● GIVEN INSTRUCTION: Your task is to locate every line holding the string "aging" and to copy each of them.

● DATASET CONTENT:
===
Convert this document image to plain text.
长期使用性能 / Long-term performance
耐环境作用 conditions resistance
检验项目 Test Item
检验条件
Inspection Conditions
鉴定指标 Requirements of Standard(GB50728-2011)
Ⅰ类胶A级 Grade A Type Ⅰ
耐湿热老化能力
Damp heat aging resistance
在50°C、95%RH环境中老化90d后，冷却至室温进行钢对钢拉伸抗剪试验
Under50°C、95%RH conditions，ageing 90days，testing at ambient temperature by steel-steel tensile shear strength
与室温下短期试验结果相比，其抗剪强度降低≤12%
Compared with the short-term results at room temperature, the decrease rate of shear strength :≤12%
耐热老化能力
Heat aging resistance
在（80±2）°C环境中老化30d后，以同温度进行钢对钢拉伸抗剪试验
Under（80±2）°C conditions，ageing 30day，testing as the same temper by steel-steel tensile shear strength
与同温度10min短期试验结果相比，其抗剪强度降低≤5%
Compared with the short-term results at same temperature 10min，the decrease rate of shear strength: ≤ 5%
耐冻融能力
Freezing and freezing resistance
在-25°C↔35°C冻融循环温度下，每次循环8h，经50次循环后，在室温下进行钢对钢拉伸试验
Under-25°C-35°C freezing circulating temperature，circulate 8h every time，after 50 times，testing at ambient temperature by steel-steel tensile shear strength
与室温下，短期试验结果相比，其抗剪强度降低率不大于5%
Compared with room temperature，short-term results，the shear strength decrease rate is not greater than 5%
===
● SOLUTION TO THE PROBLEM:
Damp heat aging resistance
Heat aging resistance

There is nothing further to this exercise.